# WHAT TO DO
Scan the entries below and report only how many lines contain "JSON".

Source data

<<<<

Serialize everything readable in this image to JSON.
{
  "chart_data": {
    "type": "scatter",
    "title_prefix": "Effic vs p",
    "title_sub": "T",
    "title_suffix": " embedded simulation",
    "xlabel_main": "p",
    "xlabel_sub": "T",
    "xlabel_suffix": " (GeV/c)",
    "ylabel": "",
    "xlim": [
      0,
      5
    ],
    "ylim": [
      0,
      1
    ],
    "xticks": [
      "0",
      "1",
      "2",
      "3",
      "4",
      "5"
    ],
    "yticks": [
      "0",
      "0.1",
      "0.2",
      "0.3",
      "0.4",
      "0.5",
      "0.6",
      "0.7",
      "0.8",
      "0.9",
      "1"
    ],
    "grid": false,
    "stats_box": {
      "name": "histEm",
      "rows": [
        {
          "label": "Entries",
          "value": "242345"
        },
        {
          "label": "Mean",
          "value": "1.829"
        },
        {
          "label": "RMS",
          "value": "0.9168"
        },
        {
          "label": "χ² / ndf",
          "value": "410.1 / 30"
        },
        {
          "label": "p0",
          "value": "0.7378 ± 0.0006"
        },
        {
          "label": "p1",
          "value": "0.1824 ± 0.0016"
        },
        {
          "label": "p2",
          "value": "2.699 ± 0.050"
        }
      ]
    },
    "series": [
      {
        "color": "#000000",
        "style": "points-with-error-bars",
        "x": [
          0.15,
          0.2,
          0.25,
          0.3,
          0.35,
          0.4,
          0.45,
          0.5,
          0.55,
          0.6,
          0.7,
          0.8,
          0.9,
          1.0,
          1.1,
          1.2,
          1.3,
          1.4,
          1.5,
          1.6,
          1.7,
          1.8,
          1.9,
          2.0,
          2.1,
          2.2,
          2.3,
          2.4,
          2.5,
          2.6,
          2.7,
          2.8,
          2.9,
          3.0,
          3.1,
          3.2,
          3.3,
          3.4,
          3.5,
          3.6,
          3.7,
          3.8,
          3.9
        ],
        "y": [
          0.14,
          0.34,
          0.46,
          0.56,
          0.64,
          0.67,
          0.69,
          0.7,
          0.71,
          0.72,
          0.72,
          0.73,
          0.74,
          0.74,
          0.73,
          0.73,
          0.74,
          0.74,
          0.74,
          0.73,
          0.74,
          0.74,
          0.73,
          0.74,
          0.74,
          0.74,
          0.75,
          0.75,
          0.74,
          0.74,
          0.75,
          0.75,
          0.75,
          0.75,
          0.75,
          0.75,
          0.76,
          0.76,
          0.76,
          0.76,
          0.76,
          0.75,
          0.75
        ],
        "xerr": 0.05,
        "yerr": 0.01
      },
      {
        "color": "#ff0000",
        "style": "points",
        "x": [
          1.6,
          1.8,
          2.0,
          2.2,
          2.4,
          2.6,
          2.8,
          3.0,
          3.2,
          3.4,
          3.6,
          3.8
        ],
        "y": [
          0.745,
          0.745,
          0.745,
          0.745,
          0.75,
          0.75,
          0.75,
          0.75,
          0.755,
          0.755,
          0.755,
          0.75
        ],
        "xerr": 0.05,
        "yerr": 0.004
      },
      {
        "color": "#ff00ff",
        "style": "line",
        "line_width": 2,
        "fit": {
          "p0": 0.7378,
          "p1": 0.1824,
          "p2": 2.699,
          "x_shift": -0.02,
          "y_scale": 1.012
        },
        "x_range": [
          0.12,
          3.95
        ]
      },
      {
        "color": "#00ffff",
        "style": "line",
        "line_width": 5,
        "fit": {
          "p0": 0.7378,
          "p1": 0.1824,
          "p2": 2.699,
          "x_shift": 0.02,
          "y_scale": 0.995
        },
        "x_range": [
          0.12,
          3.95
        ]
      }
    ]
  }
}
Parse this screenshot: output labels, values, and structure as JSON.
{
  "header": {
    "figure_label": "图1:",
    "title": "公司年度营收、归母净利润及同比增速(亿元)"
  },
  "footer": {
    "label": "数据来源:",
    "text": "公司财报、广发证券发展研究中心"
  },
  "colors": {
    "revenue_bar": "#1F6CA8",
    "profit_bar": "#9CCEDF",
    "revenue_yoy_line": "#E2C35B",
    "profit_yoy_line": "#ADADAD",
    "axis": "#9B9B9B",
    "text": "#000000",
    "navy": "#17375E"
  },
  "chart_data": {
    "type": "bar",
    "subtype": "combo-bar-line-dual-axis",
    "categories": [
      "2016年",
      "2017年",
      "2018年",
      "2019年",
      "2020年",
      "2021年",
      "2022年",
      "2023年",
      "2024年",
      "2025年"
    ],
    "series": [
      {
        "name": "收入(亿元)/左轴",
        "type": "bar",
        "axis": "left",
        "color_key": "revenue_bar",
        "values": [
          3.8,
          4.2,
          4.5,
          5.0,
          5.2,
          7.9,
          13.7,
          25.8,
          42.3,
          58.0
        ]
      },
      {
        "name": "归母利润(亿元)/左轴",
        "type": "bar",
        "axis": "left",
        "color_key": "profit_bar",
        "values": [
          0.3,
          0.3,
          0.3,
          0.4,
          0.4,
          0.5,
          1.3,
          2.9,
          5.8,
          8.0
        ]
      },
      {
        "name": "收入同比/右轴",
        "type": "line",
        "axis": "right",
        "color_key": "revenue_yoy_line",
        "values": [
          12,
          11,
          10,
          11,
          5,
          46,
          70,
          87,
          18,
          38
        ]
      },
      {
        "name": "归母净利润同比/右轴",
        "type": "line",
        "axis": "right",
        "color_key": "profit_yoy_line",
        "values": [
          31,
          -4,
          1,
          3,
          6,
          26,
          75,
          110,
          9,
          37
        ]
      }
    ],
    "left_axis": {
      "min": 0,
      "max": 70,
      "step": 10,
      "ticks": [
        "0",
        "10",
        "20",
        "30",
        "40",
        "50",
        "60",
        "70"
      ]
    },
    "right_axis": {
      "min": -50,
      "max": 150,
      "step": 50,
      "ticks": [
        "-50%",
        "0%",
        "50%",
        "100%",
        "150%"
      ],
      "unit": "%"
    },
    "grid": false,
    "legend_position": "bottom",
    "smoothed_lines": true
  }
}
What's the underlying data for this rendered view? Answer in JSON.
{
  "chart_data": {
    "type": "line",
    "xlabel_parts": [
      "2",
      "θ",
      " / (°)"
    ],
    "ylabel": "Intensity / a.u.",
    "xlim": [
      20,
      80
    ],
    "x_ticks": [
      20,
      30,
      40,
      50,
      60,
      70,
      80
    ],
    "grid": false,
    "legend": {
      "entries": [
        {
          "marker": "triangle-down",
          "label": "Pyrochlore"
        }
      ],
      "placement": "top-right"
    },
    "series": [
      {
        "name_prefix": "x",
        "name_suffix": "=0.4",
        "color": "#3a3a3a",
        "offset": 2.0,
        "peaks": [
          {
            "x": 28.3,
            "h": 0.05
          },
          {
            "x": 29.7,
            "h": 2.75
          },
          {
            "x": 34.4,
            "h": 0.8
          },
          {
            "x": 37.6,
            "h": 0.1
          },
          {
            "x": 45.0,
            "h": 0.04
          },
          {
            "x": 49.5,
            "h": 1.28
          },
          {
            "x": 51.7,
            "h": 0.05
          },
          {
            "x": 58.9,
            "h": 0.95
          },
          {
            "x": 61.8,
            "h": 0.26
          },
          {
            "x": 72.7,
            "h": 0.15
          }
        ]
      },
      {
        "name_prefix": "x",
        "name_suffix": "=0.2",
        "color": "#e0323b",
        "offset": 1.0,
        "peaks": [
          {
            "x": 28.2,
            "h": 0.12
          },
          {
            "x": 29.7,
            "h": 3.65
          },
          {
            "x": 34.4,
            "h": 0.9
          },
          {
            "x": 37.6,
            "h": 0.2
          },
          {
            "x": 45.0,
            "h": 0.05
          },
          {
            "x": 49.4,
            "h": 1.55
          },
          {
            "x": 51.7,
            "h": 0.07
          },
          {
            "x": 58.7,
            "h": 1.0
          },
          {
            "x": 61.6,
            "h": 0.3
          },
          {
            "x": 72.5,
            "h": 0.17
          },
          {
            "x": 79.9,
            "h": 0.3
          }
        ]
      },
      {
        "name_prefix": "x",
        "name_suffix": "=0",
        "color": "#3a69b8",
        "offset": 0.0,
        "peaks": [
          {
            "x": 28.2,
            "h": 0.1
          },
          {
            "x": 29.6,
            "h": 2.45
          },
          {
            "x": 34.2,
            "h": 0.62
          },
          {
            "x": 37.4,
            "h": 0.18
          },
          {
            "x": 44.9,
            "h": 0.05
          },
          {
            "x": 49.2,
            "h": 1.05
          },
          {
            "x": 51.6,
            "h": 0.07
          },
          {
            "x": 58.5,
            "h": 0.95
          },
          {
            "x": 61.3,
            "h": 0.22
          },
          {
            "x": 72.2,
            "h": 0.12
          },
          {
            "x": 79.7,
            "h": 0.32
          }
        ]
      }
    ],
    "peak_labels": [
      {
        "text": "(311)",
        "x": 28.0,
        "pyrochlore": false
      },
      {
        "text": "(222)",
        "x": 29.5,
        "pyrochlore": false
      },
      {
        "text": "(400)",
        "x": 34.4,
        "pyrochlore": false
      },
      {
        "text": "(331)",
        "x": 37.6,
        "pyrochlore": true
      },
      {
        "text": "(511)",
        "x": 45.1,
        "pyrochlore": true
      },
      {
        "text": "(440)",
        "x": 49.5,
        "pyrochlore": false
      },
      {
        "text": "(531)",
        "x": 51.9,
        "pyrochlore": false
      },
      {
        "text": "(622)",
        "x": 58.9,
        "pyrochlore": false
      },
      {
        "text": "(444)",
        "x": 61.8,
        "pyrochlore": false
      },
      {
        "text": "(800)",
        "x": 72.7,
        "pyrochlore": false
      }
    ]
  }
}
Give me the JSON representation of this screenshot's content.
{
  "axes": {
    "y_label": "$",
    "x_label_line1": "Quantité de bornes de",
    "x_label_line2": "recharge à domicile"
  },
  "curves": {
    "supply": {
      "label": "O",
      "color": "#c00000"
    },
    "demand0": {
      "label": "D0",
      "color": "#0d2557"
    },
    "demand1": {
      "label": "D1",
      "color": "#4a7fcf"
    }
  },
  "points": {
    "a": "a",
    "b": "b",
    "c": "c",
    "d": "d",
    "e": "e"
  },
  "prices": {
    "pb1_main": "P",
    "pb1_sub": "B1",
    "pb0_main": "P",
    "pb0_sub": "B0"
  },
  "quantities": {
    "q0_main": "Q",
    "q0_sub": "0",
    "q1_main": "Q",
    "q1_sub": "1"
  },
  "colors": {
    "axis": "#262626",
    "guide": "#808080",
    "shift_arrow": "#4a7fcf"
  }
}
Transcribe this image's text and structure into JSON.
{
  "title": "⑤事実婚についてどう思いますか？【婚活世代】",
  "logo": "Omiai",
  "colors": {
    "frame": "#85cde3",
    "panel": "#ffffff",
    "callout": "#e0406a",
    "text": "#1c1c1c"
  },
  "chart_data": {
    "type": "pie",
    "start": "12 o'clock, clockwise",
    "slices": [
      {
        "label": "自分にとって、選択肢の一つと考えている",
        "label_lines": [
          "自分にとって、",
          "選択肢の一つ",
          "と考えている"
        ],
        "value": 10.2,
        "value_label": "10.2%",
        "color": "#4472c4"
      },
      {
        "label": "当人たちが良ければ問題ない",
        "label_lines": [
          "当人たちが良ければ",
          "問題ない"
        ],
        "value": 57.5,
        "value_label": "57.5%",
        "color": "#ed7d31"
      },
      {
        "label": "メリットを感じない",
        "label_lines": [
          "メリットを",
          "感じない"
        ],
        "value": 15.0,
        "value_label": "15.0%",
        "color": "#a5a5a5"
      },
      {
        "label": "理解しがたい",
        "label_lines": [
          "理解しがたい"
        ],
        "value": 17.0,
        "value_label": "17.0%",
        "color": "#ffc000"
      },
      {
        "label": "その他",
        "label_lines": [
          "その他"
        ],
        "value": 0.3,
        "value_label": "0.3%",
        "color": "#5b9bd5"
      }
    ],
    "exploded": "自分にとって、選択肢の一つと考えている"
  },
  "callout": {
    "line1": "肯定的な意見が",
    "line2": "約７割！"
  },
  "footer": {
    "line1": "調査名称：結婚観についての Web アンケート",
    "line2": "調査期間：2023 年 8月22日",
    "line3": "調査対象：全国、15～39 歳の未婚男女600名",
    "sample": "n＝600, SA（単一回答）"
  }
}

>>>>

# WORKED SOLUTION
5